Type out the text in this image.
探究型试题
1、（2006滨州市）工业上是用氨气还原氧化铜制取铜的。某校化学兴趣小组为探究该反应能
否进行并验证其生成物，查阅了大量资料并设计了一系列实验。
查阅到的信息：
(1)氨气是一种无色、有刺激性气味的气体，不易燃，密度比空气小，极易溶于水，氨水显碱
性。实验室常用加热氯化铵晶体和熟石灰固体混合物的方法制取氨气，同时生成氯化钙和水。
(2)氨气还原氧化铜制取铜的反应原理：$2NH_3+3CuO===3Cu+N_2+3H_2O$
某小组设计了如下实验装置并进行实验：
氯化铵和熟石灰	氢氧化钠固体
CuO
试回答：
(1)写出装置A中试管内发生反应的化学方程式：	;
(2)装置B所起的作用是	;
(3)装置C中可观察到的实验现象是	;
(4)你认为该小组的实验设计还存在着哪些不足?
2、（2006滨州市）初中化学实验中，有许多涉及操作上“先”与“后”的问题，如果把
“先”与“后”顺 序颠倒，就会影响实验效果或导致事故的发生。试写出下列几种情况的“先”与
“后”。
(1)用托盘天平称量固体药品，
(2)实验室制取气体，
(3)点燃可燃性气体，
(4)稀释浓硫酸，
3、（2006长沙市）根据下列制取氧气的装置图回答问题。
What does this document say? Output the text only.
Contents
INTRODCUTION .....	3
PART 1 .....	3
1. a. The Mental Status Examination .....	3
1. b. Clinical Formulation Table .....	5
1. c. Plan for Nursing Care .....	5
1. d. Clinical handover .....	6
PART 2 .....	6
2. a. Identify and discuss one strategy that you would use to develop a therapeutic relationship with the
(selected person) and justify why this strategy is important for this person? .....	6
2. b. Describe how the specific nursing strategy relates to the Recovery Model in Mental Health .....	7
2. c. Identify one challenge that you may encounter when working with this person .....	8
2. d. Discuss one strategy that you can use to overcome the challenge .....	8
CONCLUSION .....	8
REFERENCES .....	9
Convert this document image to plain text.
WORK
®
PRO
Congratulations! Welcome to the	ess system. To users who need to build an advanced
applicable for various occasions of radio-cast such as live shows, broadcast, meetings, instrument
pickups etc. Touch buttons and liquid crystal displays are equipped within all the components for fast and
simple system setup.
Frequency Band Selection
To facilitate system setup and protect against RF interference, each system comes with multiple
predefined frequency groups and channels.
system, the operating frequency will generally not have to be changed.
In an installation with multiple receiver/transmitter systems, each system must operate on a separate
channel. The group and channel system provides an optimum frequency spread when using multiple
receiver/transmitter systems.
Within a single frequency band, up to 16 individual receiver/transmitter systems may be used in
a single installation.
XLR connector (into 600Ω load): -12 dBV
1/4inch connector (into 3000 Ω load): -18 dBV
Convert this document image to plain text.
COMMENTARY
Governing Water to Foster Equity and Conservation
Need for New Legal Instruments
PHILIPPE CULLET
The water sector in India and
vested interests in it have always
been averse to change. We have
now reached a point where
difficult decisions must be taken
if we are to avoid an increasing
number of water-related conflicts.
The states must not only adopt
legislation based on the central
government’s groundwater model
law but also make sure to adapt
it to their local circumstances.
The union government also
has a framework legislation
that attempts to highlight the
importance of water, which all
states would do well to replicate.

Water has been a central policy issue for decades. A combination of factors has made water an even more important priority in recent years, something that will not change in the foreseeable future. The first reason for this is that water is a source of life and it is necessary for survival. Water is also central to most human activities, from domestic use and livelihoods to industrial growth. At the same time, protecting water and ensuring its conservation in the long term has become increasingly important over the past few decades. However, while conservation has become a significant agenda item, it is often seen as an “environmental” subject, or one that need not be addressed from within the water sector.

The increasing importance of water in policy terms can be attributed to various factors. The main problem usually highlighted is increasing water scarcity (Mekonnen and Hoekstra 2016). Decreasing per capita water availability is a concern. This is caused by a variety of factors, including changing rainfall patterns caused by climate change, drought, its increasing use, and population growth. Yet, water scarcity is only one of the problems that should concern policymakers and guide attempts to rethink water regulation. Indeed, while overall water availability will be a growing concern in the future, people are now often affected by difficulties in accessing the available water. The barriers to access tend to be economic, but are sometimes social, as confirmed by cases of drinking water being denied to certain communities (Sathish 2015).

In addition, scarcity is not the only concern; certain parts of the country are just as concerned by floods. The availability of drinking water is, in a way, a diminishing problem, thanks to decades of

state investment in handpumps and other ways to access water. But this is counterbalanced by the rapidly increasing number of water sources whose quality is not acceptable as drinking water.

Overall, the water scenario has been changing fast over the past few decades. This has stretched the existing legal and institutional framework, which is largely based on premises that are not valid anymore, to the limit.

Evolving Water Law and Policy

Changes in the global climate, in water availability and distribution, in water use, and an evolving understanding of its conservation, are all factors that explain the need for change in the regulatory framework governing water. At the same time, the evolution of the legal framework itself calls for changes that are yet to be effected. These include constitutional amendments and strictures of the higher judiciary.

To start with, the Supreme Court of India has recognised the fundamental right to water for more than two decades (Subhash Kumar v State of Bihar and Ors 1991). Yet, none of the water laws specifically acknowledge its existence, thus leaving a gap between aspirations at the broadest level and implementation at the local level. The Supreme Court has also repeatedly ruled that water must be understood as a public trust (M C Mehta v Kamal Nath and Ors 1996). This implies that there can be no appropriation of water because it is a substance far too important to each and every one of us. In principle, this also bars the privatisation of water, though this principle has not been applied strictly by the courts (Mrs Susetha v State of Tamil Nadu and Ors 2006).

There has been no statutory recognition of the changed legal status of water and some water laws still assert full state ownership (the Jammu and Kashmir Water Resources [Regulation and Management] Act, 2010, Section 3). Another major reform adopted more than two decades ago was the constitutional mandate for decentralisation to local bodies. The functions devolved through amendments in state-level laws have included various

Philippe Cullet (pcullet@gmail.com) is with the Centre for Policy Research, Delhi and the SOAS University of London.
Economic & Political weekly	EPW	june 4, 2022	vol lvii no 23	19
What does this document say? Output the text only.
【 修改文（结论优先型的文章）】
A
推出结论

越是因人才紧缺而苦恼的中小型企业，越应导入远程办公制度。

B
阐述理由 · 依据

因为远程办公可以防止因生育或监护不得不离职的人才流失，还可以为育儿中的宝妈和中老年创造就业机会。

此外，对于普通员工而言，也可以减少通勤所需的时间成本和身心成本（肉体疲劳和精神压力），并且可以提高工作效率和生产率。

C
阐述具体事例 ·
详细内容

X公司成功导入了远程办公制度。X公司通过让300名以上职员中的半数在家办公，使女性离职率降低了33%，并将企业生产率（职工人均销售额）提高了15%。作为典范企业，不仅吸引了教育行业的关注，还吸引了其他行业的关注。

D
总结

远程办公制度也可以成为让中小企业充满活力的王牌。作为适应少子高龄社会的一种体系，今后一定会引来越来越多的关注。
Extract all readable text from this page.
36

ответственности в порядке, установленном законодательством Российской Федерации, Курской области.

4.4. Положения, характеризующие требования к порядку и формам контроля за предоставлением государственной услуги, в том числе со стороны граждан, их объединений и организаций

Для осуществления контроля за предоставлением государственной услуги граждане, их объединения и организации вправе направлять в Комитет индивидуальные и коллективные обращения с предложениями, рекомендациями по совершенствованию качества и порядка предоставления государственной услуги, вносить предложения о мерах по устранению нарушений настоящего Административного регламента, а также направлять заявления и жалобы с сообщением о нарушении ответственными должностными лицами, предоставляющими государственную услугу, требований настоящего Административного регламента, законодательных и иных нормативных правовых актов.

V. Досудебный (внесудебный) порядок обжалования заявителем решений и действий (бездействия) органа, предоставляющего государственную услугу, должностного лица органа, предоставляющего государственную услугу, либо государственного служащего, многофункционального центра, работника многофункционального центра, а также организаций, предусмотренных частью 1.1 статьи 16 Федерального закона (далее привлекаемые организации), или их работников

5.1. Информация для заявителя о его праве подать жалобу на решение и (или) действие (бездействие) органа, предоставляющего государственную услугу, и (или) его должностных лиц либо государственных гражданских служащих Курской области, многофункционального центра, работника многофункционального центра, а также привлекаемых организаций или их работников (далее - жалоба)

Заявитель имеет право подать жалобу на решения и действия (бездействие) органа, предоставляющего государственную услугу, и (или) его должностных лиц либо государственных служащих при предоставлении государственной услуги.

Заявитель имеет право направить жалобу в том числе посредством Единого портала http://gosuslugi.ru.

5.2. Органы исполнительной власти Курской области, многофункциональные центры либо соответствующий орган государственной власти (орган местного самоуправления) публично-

● ● ● ● ● ● ●

#### Required task:
Collect the lines of the records that include the string "challenge".

#### Exercise answer:
2. c. Identify one challenge that you may encounter when working with this person .....	8
2. d. Discuss one strategy that you can use to overcome the challenge .....	8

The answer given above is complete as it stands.